Stored records:
== == ==
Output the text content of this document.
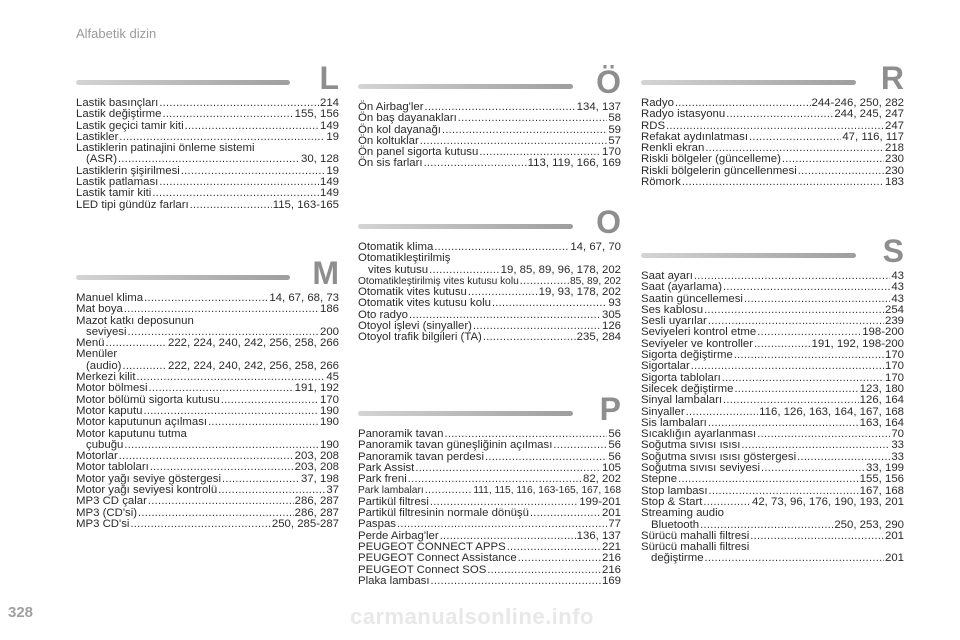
Alfabetik dizin
L
Lastik basınçları .....	214
Lastik değiştirme .....	155, 156
Lastik geçici tamir kiti .....	149
Lastikler .....	19
Lastiklerin patinajini önleme sistemi
(ASR) .....	30, 128
Lastiklerin şişirilmesi .....	19
Lastik patlaması .....	149
Lastik tamir kiti .....	149
LED tipi gündüz farları .....	115, 163-165
M
Manuel klima .....	14, 67, 68, 73
Mat boya .....	186
Mazot katkı deposunun
seviyesi .....	200
Menü .....	222, 224, 240, 242, 256, 258, 266
Menüler
(audio) .....	222, 224, 240, 242, 256, 258, 266
Merkezi kilit .....	45
Motor bölmesi .....	191, 192
Motor bölümü sigorta kutusu .....	170
Motor kaputu .....	190
Motor kaputunun açılması .....	190
Motor kaputunu tutma
çubuğu .....	190
Motorlar .....	203, 208
Motor tabloları .....	203, 208
Motor yağı seviye göstergesi .....	37, 198
Motor yağı seviyesi kontrolü .....	37
MP3 CD çalar .....	286, 287
MP3 (CD'si) .....	286, 287
MP3 CD'si .....	250, 285-287
Ö
Ön Airbag'ler .....	134, 137
Ön baş dayanakları .....	58
Ön kol dayanağı .....	59
Ön koltuklar .....	57
Ön panel sigorta kutusu .....	170
Ön sis farları .....	113, 119, 166, 169
O
Otomatik klima .....	14, 67, 70
Otomatikleştirilmiş
vites kutusu .....	19, 85, 89, 96, 178, 202
Otomatikleştirilmiş vites kutusu kolu .....	85, 89, 202
Otomatik vites kutusu .....	19, 93, 178, 202
Otomatik vites kutusu kolu .....	93
Oto radyo .....	305
Otoyol işlevi (sinyaller) .....	126
Otoyol trafik bilgileri (TA) .....	235, 284
P
Panoramik tavan .....	56
Panoramik tavan güneşliğinin açılması .....	56
Panoramik tavan perdesi .....	56
Park Assist .....	105
Park freni .....	82, 202
Park lambaları .....	111, 115, 116, 163-165, 167, 168
Partikül filtresi .....	199-201
Partikül filtresinin normale dönüşü .....	201
Paspas .....	77
Perde Airbag'ler .....	136, 137
PEUGEOT CONNECT APPS .....	221
PEUGEOT Connect Assistance .....	216
PEUGEOT Connect SOS .....	216
Plaka lambası .....	169
R
Radyo .....	244-246, 250, 282
Radyo istasyonu .....	244, 245, 247
RDS .....	247
Refakat aydınlatması .....	47, 116, 117
Renkli ekran .....	218
Riskli bölgeler (güncelleme) .....	230
Riskli bölgelerin güncellenmesi .....	230
Römork .....	183
S
Saat ayarı .....	43
Saat (ayarlama) .....	43
Saatin güncellemesi .....	43
Ses kablosu .....	254
Sesli uyarılar .....	239
Seviyeleri kontrol etme .....	198-200
Seviyeler ve kontroller .....	191, 192, 198-200
Sigorta değiştirme .....	170
Sigortalar .....	170
Sigorta tabloları .....	170
Silecek değiştirme .....	123, 180
Sinyal lambaları .....	126, 164
Sinyaller .....	116, 126, 163, 164, 167, 168
Sis lambaları .....	163, 164
Sıcaklığın ayarlanması .....	70
Soğutma sıvısı ısısı .....	33
Soğutma sıvısı ısısı göstergesi .....	33
Soğutma sıvısı seviyesi .....	33, 199
Stepne .....	155, 156
Stop lambası .....	167, 168
Stop & Start .....	42, 73, 96, 176, 190, 193, 201
Streaming audio
Bluetooth .....	250, 253, 290
Sürücü mahalli filtresi .....	201
Sürücü mahalli filtresi
değiştirme .....	201
carmanualsonline.info
328
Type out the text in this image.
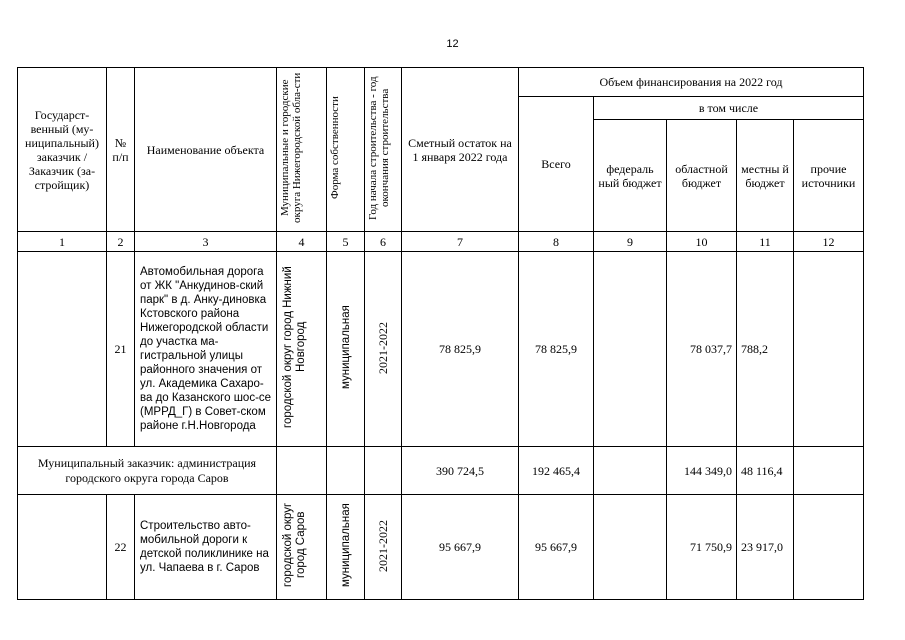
12
Государст-венный (му-ниципальный) заказчик / Заказчик (за-стройщик)	№ п/п	Наименование объекта	Муниципальные и городские округа Нижегородской обла-сти	Форма собственности	Год начала строительства - год окончания строительства	Сметный остаток на 1 января 2022 года	Объем финансирования на 2022 год				
							Всего	в том числе			
								федераль ный бюджет	областной бюджет	местны й бюджет	прочие источники
1	2	3	4	5	6	7	8	9	10	11	12
	21	Автомобильная дорога от ЖК "Анкудинов-ский парк" в д. Анку-диновка Кстовского района Нижегородской области до участка ма-гистральной улицы районного значения от ул. Академика Сахаро-ва до Казанского шос-се (МРРД_Г) в Совет-ском районе г.Н.Новгорода	городской округ город Нижний Новгород	муниципальная	2021-2022	78 825,9	78 825,9		78 037,7	788,2	
Муниципальный заказчик: администрация городского округа города Саров						390 724,5	192 465,4		144 349,0	48 116,4	
	22	Строительство авто-мобильной дороги к детской поликлинике на ул. Чапаева в г. Саров	городской округ город Саров	муниципальная	2021-2022	95 667,9	95 667,9		71 750,9	23 917,0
== == ==
- **What is asked**: Restate the data above word for word. Skip every picture.

- **Written answer**:
Output the text content of this document.
Alfabetik dizin
L
Lastik basınçları .....	214
Lastik değiştirme .....	155, 156
Lastik geçici tamir kiti .....	149
Lastikler .....	19
Lastiklerin patinajini önleme sistemi
(ASR) .....	30, 128
Lastiklerin şişirilmesi .....	19
Lastik patlaması .....	149
Lastik tamir kiti .....	149
LED tipi gündüz farları .....	115, 163-165
M
Manuel klima .....	14, 67, 68, 73
Mat boya .....	186
Mazot katkı deposunun
seviyesi .....	200
Menü .....	222, 224, 240, 242, 256, 258, 266
Menüler
(audio) .....	222, 224, 240, 242, 256, 258, 266
Merkezi kilit .....	45
Motor bölmesi .....	191, 192
Motor bölümü sigorta kutusu .....	170
Motor kaputu .....	190
Motor kaputunun açılması .....	190
Motor kaputunu tutma
çubuğu .....	190
Motorlar .....	203, 208
Motor tabloları .....	203, 208
Motor yağı seviye göstergesi .....	37, 198
Motor yağı seviyesi kontrolü .....	37
MP3 CD çalar .....	286, 287
MP3 (CD'si) .....	286, 287
MP3 CD'si .....	250, 285-287
Ö
Ön Airbag'ler .....	134, 137
Ön baş dayanakları .....	58
Ön kol dayanağı .....	59
Ön koltuklar .....	57
Ön panel sigorta kutusu .....	170
Ön sis farları .....	113, 119, 166, 169
O
Otomatik klima .....	14, 67, 70
Otomatikleştirilmiş
vites kutusu .....	19, 85, 89, 96, 178, 202
Otomatikleştirilmiş vites kutusu kolu .....	85, 89, 202
Otomatik vites kutusu .....	19, 93, 178, 202
Otomatik vites kutusu kolu .....	93
Oto radyo .....	305
Otoyol işlevi (sinyaller) .....	126
Otoyol trafik bilgileri (TA) .....	235, 284
P
Panoramik tavan .....	56
Panoramik tavan güneşliğinin açılması .....	56
Panoramik tavan perdesi .....	56
Park Assist .....	105
Park freni .....	82, 202
Park lambaları .....	111, 115, 116, 163-165, 167, 168
Partikül filtresi .....	199-201
Partikül filtresinin normale dönüşü .....	201
Paspas .....	77
Perde Airbag'ler .....	136, 137
PEUGEOT CONNECT APPS .....	221
PEUGEOT Connect Assistance .....	216
PEUGEOT Connect SOS .....	216
Plaka lambası .....	169
R
Radyo .....	244-246, 250, 282
Radyo istasyonu .....	244, 245, 247
RDS .....	247
Refakat aydınlatması .....	47, 116, 117
Renkli ekran .....	218
Riskli bölgeler (güncelleme) .....	230
Riskli bölgelerin güncellenmesi .....	230
Römork .....	183
S
Saat ayarı .....	43
Saat (ayarlama) .....	43
Saatin güncellemesi .....	43
Ses kablosu .....	254
Sesli uyarılar .....	239
Seviyeleri kontrol etme .....	198-200
Seviyeler ve kontroller .....	191, 192, 198-200
Sigorta değiştirme .....	170
Sigortalar .....	170
Sigorta tabloları .....	170
Silecek değiştirme .....	123, 180
Sinyal lambaları .....	126, 164
Sinyaller .....	116, 126, 163, 164, 167, 168
Sis lambaları .....	163, 164
Sıcaklığın ayarlanması .....	70
Soğutma sıvısı ısısı .....	33
Soğutma sıvısı ısısı göstergesi .....	33
Soğutma sıvısı seviyesi .....	33, 199
Stepne .....	155, 156
Stop lambası .....	167, 168
Stop & Start .....	42, 73, 96, 176, 190, 193, 201
Streaming audio
Bluetooth .....	250, 253, 290
Sürücü mahalli filtresi .....	201
Sürücü mahalli filtresi
değiştirme .....	201
carmanualsonline.info
328
Type out the text in this image.
12
Государст-венный (му-ниципальный) заказчик / Заказчик (за-стройщик)	№ п/п	Наименование объекта	Муниципальные и городские округа Нижегородской обла-сти	Форма собственности	Год начала строительства - год окончания строительства	Сметный остаток на 1 января 2022 года	Объем финансирования на 2022 год				
							Всего	в том числе			
								федераль ный бюджет	областной бюджет	местны й бюджет	прочие источники
1	2	3	4	5	6	7	8	9	10	11	12
	21	Автомобильная дорога от ЖК "Анкудинов-ский парк" в д. Анку-диновка Кстовского района Нижегородской области до участка ма-гистральной улицы районного значения от ул. Академика Сахаро-ва до Казанского шос-се (МРРД_Г) в Совет-ском районе г.Н.Новгорода	городской округ город Нижний Новгород	муниципальная	2021-2022	78 825,9	78 825,9		78 037,7	788,2	
Муниципальный заказчик: администрация городского округа города Саров						390 724,5	192 465,4		144 349,0	48 116,4	
	22	Строительство авто-мобильной дороги к детской поликлинике на ул. Чапаева в г. Саров	городской округ город Саров	муниципальная	2021-2022	95 667,9	95 667,9		71 750,9	23 917,0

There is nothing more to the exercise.